[PROBLEM TO WORK ON] In the copy, include every entry exactly but none of the images.

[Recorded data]

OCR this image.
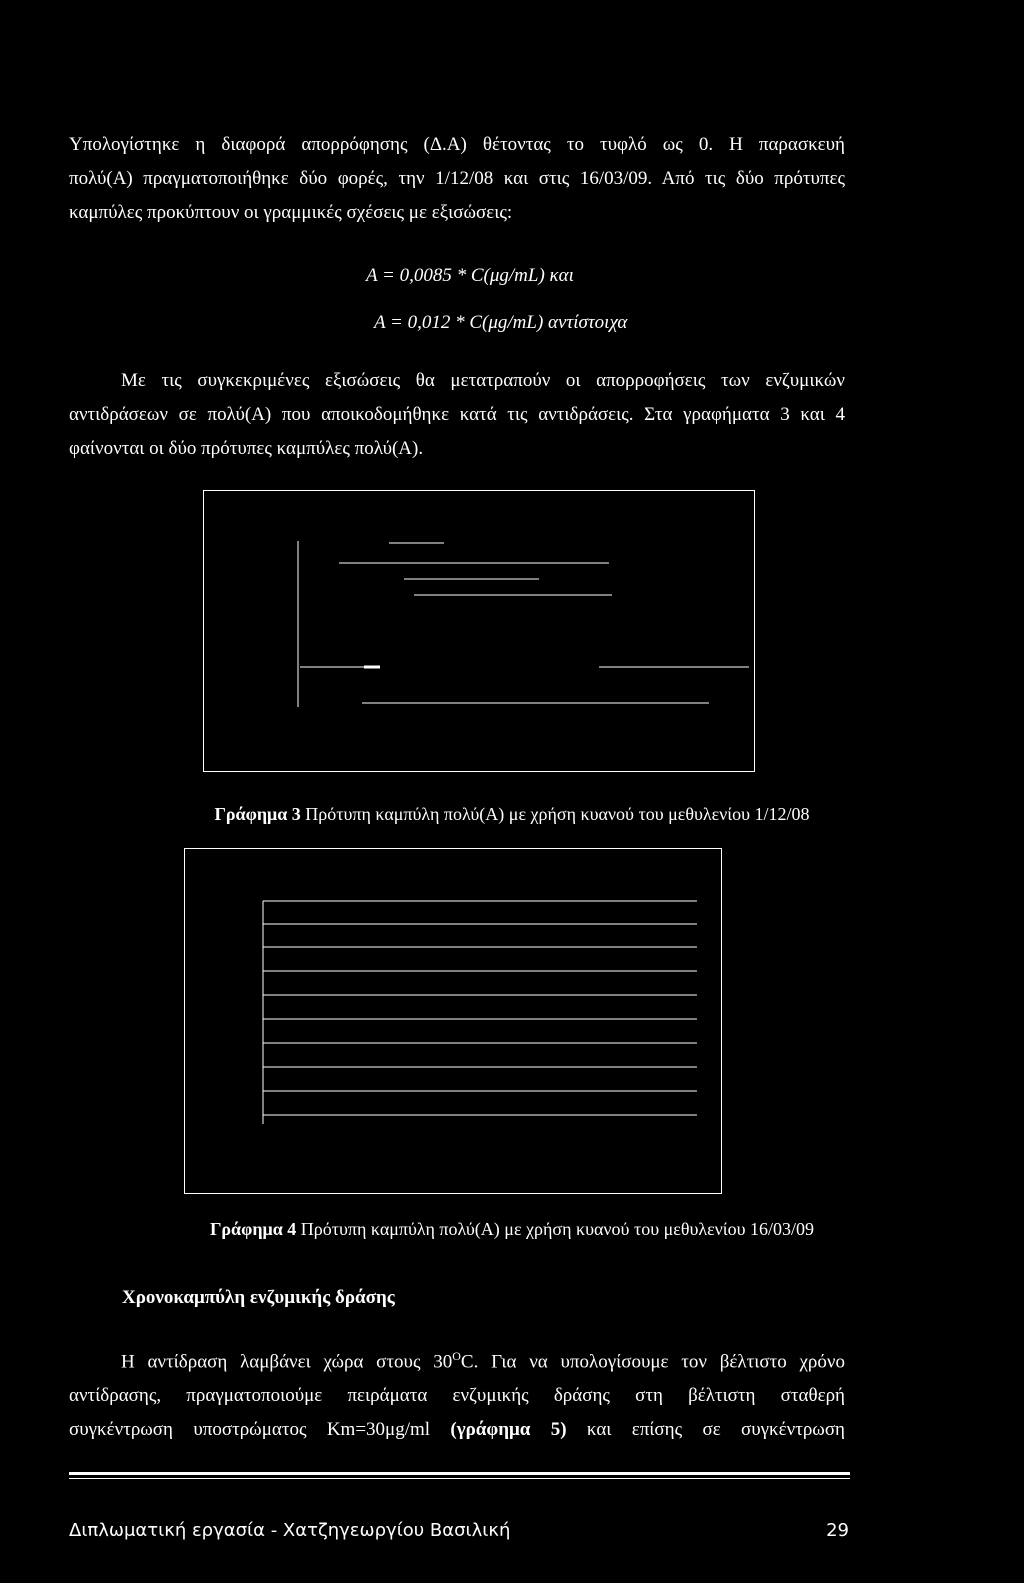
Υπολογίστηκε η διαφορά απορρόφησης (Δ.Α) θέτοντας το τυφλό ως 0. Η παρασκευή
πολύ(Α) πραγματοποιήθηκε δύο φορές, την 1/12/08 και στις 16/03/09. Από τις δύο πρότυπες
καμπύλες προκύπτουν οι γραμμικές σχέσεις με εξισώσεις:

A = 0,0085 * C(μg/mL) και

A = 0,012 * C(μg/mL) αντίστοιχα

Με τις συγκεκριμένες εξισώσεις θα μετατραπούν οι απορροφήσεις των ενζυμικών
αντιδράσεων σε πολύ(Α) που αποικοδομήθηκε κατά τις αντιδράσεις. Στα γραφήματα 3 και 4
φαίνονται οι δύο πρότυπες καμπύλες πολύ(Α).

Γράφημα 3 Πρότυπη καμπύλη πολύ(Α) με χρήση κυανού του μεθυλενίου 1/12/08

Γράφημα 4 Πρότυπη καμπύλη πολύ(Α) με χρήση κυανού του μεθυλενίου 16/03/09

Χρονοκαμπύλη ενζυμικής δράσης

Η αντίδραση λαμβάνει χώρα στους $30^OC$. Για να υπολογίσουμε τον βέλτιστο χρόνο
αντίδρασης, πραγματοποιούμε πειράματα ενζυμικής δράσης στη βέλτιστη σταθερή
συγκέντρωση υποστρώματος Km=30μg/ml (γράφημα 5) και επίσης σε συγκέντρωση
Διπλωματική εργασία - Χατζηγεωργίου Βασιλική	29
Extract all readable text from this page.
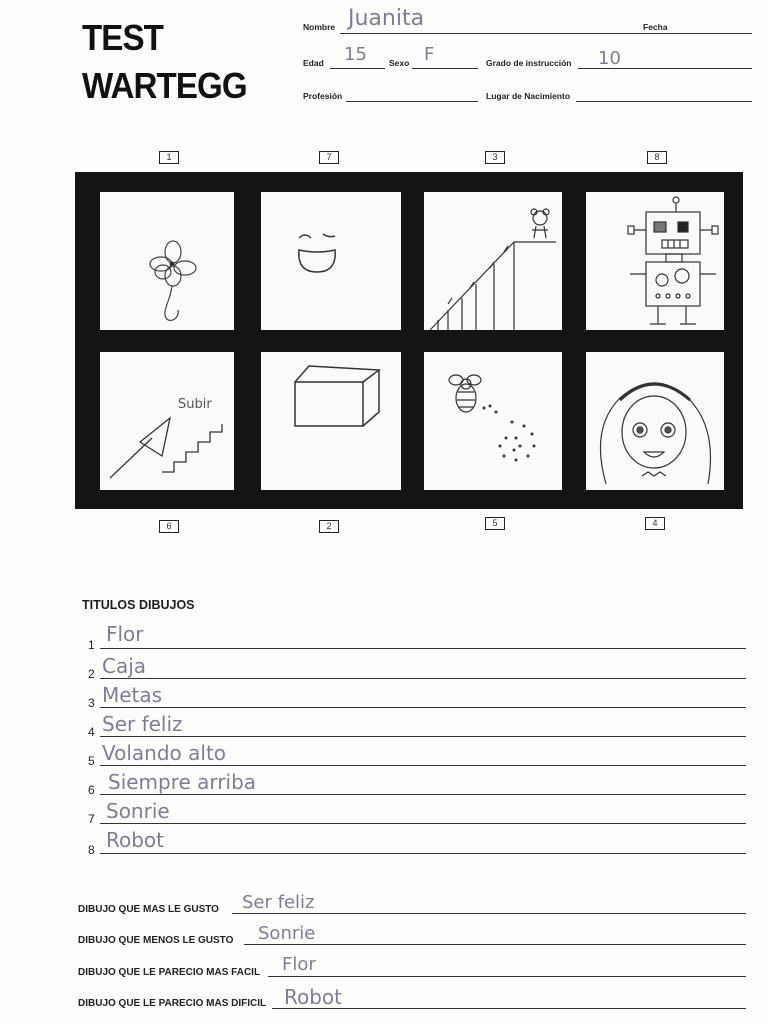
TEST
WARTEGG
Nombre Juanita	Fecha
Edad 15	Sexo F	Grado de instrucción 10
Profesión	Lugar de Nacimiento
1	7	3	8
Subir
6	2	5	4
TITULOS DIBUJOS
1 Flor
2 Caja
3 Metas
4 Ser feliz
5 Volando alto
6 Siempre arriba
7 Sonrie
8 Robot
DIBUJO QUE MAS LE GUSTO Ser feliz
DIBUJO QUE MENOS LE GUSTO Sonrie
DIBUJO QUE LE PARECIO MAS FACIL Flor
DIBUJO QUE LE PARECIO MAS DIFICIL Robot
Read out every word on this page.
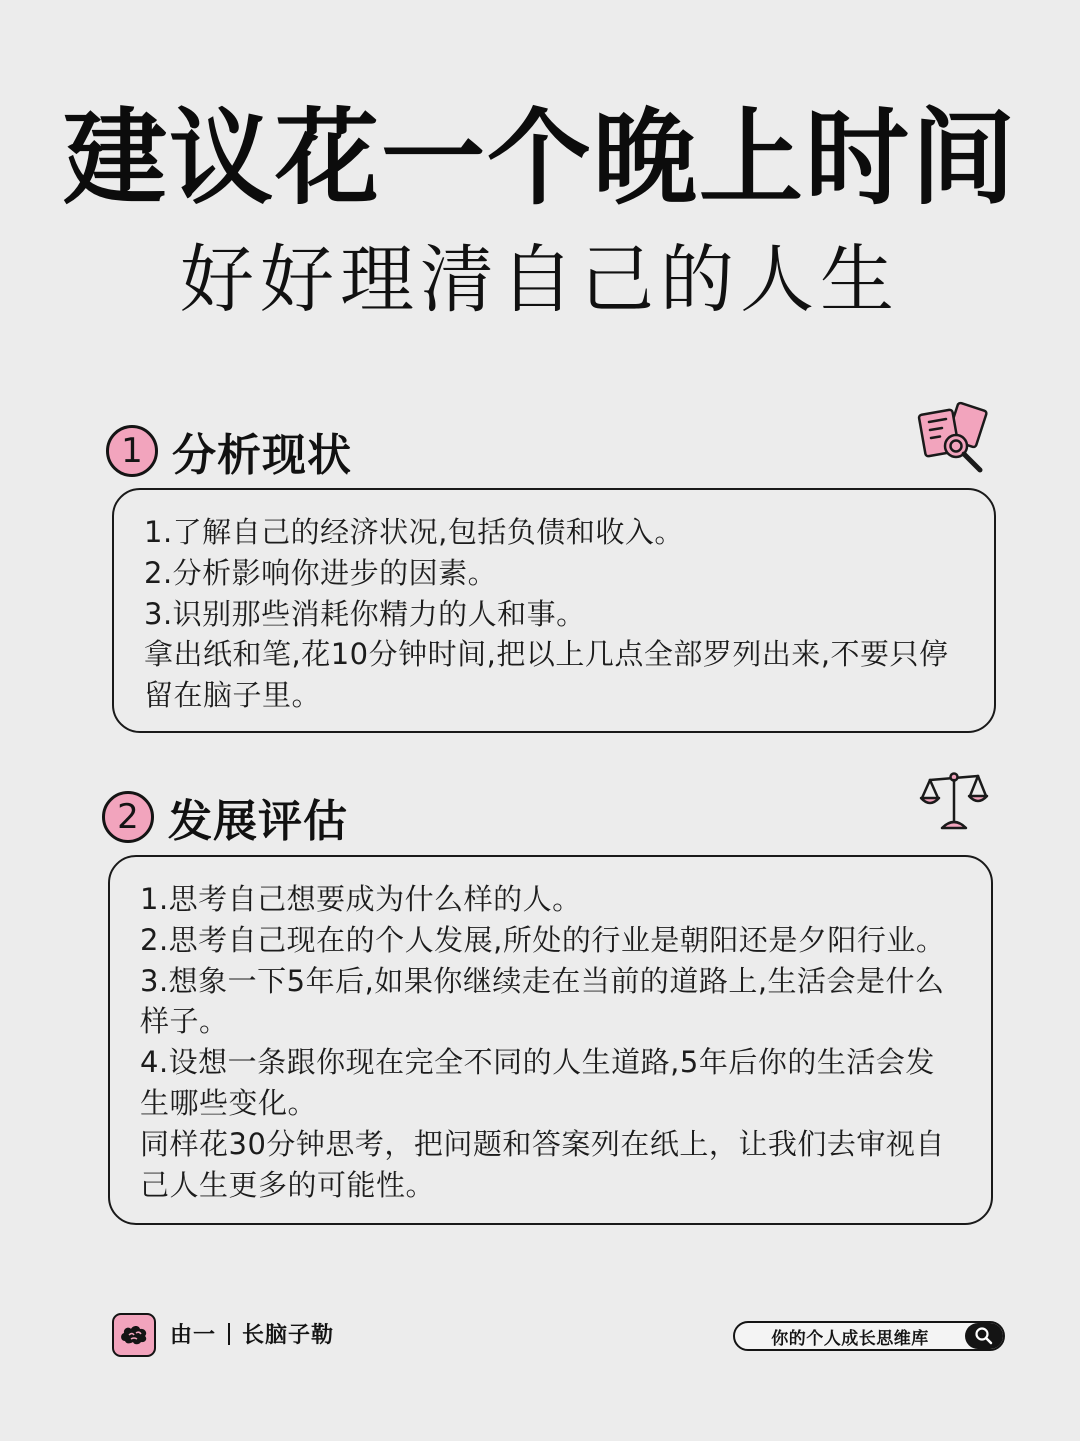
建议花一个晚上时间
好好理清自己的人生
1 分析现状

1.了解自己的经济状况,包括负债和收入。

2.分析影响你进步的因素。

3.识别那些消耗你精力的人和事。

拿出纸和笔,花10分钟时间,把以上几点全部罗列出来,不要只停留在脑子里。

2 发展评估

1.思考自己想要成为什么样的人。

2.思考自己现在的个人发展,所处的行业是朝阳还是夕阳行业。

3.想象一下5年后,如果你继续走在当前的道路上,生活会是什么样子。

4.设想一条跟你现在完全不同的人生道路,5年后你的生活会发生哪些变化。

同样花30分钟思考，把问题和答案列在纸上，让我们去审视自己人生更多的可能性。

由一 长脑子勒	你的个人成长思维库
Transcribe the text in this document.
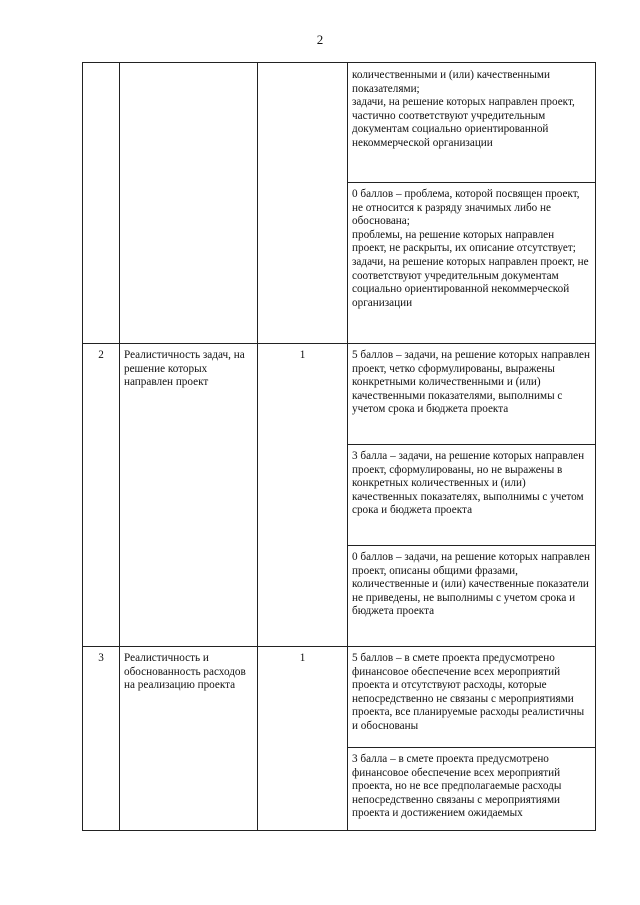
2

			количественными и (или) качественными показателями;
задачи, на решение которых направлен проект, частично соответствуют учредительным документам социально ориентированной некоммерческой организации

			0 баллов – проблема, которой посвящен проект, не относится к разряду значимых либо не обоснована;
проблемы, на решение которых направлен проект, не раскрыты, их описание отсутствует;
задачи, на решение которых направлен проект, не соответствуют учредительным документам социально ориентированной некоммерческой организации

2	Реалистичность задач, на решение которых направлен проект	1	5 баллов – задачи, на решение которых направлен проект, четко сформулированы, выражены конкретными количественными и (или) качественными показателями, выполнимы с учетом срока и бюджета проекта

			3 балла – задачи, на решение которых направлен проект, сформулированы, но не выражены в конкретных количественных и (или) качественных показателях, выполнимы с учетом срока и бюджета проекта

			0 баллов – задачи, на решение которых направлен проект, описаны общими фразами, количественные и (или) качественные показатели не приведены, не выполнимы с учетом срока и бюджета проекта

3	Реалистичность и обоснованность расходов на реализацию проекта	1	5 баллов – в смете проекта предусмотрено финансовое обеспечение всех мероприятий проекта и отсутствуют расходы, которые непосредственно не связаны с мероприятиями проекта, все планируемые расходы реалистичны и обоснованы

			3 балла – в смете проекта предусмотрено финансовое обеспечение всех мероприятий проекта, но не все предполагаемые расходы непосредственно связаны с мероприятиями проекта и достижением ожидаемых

[EXERCISE SOLUTION]
OCR this image.
Υπολογίστηκε η διαφορά απορρόφησης (Δ.Α) θέτοντας το τυφλό ως 0. Η παρασκευή
πολύ(Α) πραγματοποιήθηκε δύο φορές, την 1/12/08 και στις 16/03/09. Από τις δύο πρότυπες
καμπύλες προκύπτουν οι γραμμικές σχέσεις με εξισώσεις:

A = 0,0085 * C(μg/mL) και

A = 0,012 * C(μg/mL) αντίστοιχα

Με τις συγκεκριμένες εξισώσεις θα μετατραπούν οι απορροφήσεις των ενζυμικών
αντιδράσεων σε πολύ(Α) που αποικοδομήθηκε κατά τις αντιδράσεις. Στα γραφήματα 3 και 4
φαίνονται οι δύο πρότυπες καμπύλες πολύ(Α).

Γράφημα 3 Πρότυπη καμπύλη πολύ(Α) με χρήση κυανού του μεθυλενίου 1/12/08

Γράφημα 4 Πρότυπη καμπύλη πολύ(Α) με χρήση κυανού του μεθυλενίου 16/03/09

Χρονοκαμπύλη ενζυμικής δράσης

Η αντίδραση λαμβάνει χώρα στους $30^OC$. Για να υπολογίσουμε τον βέλτιστο χρόνο
αντίδρασης, πραγματοποιούμε πειράματα ενζυμικής δράσης στη βέλτιστη σταθερή
συγκέντρωση υποστρώματος Km=30μg/ml (γράφημα 5) και επίσης σε συγκέντρωση
Διπλωματική εργασία - Χατζηγεωργίου Βασιλική	29
Extract all readable text from this page.
TEST
WARTEGG
Nombre Juanita	Fecha
Edad 15	Sexo F	Grado de instrucción 10
Profesión	Lugar de Nacimiento
1	7	3	8
Subir
6	2	5	4
TITULOS DIBUJOS
1 Flor
2 Caja
3 Metas
4 Ser feliz
5 Volando alto
6 Siempre arriba
7 Sonrie
8 Robot
DIBUJO QUE MAS LE GUSTO Ser feliz
DIBUJO QUE MENOS LE GUSTO Sonrie
DIBUJO QUE LE PARECIO MAS FACIL Flor
DIBUJO QUE LE PARECIO MAS DIFICIL Robot
Read out every word on this page.
建议花一个晚上时间
好好理清自己的人生
1 分析现状

1.了解自己的经济状况,包括负债和收入。

2.分析影响你进步的因素。

3.识别那些消耗你精力的人和事。

拿出纸和笔,花10分钟时间,把以上几点全部罗列出来,不要只停留在脑子里。

2 发展评估

1.思考自己想要成为什么样的人。

2.思考自己现在的个人发展,所处的行业是朝阳还是夕阳行业。

3.想象一下5年后,如果你继续走在当前的道路上,生活会是什么样子。

4.设想一条跟你现在完全不同的人生道路,5年后你的生活会发生哪些变化。

同样花30分钟思考，把问题和答案列在纸上，让我们去审视自己人生更多的可能性。

由一 长脑子勒	你的个人成长思维库
Transcribe the text in this document.
2

			количественными и (или) качественными показателями;
задачи, на решение которых направлен проект, частично соответствуют учредительным документам социально ориентированной некоммерческой организации

			0 баллов – проблема, которой посвящен проект, не относится к разряду значимых либо не обоснована;
проблемы, на решение которых направлен проект, не раскрыты, их описание отсутствует;
задачи, на решение которых направлен проект, не соответствуют учредительным документам социально ориентированной некоммерческой организации

2	Реалистичность задач, на решение которых направлен проект	1	5 баллов – задачи, на решение которых направлен проект, четко сформулированы, выражены конкретными количественными и (или) качественными показателями, выполнимы с учетом срока и бюджета проекта

			3 балла – задачи, на решение которых направлен проект, сформулированы, но не выражены в конкретных количественных и (или) качественных показателях, выполнимы с учетом срока и бюджета проекта

			0 баллов – задачи, на решение которых направлен проект, описаны общими фразами, количественные и (или) качественные показатели не приведены, не выполнимы с учетом срока и бюджета проекта

3	Реалистичность и обоснованность расходов на реализацию проекта	1	5 баллов – в смете проекта предусмотрено финансовое обеспечение всех мероприятий проекта и отсутствуют расходы, которые непосредственно не связаны с мероприятиями проекта, все планируемые расходы реалистичны и обоснованы

			3 балла – в смете проекта предусмотрено финансовое обеспечение всех мероприятий проекта, но не все предполагаемые расходы непосредственно связаны с мероприятиями проекта и достижением ожидаемых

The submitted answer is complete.